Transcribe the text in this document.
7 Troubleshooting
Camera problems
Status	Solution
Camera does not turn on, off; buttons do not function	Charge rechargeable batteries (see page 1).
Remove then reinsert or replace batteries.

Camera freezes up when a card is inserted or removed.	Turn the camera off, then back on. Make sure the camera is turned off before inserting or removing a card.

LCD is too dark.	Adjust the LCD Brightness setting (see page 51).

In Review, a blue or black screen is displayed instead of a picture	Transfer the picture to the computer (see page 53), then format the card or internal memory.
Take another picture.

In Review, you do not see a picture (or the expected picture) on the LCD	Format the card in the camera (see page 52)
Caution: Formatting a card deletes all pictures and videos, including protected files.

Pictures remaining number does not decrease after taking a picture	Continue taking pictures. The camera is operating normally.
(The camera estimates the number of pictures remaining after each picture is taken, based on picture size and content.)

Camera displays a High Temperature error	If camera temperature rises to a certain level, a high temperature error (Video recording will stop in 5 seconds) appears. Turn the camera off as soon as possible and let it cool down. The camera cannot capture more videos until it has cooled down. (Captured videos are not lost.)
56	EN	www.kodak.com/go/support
----------------
_What the task asks_
Report every line in the data above in which the word "batteries" appears.

_Answer to this task_
Camera does not turn on, off; buttons do not function	Charge rechargeable batteries (see page 1).
Remove then reinsert or replace batteries.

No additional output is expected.